REQUEST: Please copy every row below word for word, leaving out any pictures.

RECORDS FOR THE EXERCISE:

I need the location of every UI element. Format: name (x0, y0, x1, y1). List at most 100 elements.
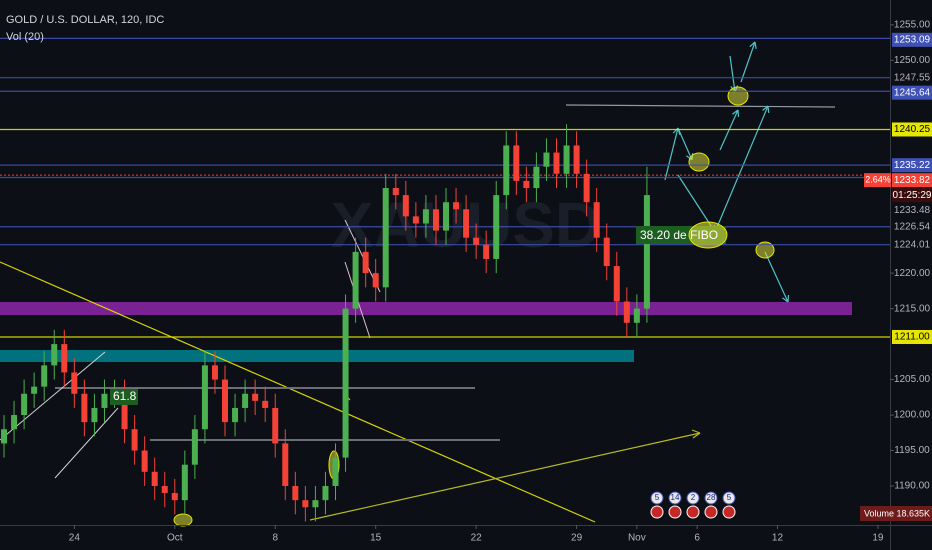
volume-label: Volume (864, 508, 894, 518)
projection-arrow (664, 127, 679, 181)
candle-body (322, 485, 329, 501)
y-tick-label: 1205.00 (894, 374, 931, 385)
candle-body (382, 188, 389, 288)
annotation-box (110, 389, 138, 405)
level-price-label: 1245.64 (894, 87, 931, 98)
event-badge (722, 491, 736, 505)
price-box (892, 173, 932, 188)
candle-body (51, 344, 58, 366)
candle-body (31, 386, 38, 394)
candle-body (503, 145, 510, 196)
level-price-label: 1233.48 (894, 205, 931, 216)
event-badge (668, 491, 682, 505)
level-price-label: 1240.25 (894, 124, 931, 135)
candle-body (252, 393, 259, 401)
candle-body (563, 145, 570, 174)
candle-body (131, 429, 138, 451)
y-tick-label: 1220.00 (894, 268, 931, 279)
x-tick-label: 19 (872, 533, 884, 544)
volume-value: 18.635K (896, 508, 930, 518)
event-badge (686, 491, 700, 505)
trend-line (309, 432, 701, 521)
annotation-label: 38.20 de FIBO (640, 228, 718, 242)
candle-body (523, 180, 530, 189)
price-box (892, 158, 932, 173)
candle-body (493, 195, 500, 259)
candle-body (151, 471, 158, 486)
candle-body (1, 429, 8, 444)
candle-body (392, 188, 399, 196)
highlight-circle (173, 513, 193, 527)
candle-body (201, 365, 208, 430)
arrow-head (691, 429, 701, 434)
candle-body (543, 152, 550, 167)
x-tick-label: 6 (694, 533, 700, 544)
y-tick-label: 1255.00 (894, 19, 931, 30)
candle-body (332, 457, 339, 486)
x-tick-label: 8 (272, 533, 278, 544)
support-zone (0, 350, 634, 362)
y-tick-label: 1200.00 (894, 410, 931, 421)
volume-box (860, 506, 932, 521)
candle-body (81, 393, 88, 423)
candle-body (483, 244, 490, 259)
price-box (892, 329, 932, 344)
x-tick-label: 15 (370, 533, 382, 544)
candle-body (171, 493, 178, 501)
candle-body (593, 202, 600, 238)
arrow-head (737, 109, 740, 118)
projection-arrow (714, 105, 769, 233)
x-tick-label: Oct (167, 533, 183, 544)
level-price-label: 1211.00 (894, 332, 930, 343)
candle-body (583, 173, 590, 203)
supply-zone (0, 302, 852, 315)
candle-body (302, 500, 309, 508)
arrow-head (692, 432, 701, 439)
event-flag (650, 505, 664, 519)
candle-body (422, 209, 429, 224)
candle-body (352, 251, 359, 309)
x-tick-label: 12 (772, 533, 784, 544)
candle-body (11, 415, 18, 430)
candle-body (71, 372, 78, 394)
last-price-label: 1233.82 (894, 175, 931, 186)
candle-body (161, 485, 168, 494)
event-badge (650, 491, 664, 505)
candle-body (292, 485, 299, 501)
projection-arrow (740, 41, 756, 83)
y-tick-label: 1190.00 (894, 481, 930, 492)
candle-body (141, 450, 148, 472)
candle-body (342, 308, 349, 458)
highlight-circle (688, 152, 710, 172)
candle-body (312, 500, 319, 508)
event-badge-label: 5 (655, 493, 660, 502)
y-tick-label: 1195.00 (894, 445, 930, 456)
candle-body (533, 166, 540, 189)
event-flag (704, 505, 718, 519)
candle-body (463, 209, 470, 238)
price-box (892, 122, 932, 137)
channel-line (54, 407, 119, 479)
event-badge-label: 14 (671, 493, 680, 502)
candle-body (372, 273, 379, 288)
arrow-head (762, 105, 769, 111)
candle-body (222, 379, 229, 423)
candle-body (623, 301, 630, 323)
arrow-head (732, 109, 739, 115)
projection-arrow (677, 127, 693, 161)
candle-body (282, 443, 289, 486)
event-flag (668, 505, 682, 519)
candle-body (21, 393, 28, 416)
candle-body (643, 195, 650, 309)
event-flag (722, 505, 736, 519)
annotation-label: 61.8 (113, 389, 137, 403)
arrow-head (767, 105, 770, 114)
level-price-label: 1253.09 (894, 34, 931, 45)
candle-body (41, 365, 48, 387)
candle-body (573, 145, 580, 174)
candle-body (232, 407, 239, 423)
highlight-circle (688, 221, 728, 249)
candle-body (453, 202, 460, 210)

TASK SOLUTION:
I need the location of every UI element. Format: name (x0, y0, x1, y1). List at most 100 elements.
volume-label: Volume (864, 508, 894, 518)
projection-arrow (664, 127, 679, 181)
candle-body (322, 485, 329, 501)
y-tick-label: 1205.00 (894, 374, 931, 385)
candle-body (382, 188, 389, 288)
annotation-box (110, 389, 138, 405)
level-price-label: 1245.64 (894, 87, 931, 98)
event-badge (722, 491, 736, 505)
price-box (892, 173, 932, 188)
candle-body (51, 344, 58, 366)
candle-body (31, 386, 38, 394)
candle-body (503, 145, 510, 196)
level-price-label: 1233.48 (894, 205, 931, 216)
event-badge (668, 491, 682, 505)
level-price-label: 1240.25 (894, 124, 931, 135)
candle-body (252, 393, 259, 401)
candle-body (563, 145, 570, 174)
candle-body (131, 429, 138, 451)
y-tick-label: 1220.00 (894, 268, 931, 279)
x-tick-label: 19 (872, 533, 884, 544)
volume-value: 18.635K (896, 508, 930, 518)
event-badge (686, 491, 700, 505)
trend-line (309, 432, 701, 521)
annotation-label: 38.20 de FIBO (640, 228, 718, 242)
candle-body (523, 180, 530, 189)
price-box (892, 158, 932, 173)
candle-body (493, 195, 500, 259)
candle-body (151, 471, 158, 486)
candle-body (1, 429, 8, 444)
candle-body (392, 188, 399, 196)
highlight-circle (173, 513, 193, 527)
candle-body (201, 365, 208, 430)
arrow-head (691, 429, 701, 434)
candle-body (543, 152, 550, 167)
x-tick-label: 6 (694, 533, 700, 544)
y-tick-label: 1255.00 (894, 19, 931, 30)
candle-body (332, 457, 339, 486)
x-tick-label: 8 (272, 533, 278, 544)
support-zone (0, 350, 634, 362)
y-tick-label: 1200.00 (894, 410, 931, 421)
volume-box (860, 506, 932, 521)
candle-body (81, 393, 88, 423)
candle-body (483, 244, 490, 259)
price-box (892, 329, 932, 344)
x-tick-label: 15 (370, 533, 382, 544)
candle-body (171, 493, 178, 501)
candle-body (593, 202, 600, 238)
arrow-head (737, 109, 740, 118)
projection-arrow (714, 105, 769, 233)
x-tick-label: Oct (167, 533, 183, 544)
level-price-label: 1211.00 (894, 332, 930, 343)
candle-body (583, 173, 590, 203)
supply-zone (0, 302, 852, 315)
candle-body (302, 500, 309, 508)
arrow-head (692, 432, 701, 439)
event-flag (650, 505, 664, 519)
candle-body (422, 209, 429, 224)
candle-body (352, 251, 359, 309)
x-tick-label: 12 (772, 533, 784, 544)
candle-body (11, 415, 18, 430)
candle-body (71, 372, 78, 394)
last-price-label: 1233.82 (894, 175, 931, 186)
candle-body (161, 485, 168, 494)
event-badge (650, 491, 664, 505)
candle-body (292, 485, 299, 501)
projection-arrow (740, 41, 756, 83)
y-tick-label: 1190.00 (894, 481, 930, 492)
candle-body (141, 450, 148, 472)
candle-body (342, 308, 349, 458)
highlight-circle (688, 152, 710, 172)
candle-body (312, 500, 319, 508)
event-badge-label: 5 (655, 493, 660, 502)
y-tick-label: 1195.00 (894, 445, 930, 456)
candle-body (533, 166, 540, 189)
event-flag (704, 505, 718, 519)
candle-body (463, 209, 470, 238)
price-box (892, 122, 932, 137)
channel-line (54, 407, 119, 479)
event-badge-label: 14 (671, 493, 680, 502)
candle-body (372, 273, 379, 288)
arrow-head (762, 105, 769, 111)
candle-body (222, 379, 229, 423)
candle-body (623, 301, 630, 323)
arrow-head (732, 109, 739, 115)
projection-arrow (677, 127, 693, 161)
candle-body (282, 443, 289, 486)
event-flag (668, 505, 682, 519)
candle-body (21, 393, 28, 416)
candle-body (643, 195, 650, 309)
event-flag (722, 505, 736, 519)
annotation-label: 61.8 (113, 389, 137, 403)
arrow-head (767, 105, 770, 114)
level-price-label: 1253.09 (894, 34, 931, 45)
candle-body (41, 365, 48, 387)
candle-body (573, 145, 580, 174)
candle-body (232, 407, 239, 423)
highlight-circle (688, 221, 728, 249)
candle-body (453, 202, 460, 210)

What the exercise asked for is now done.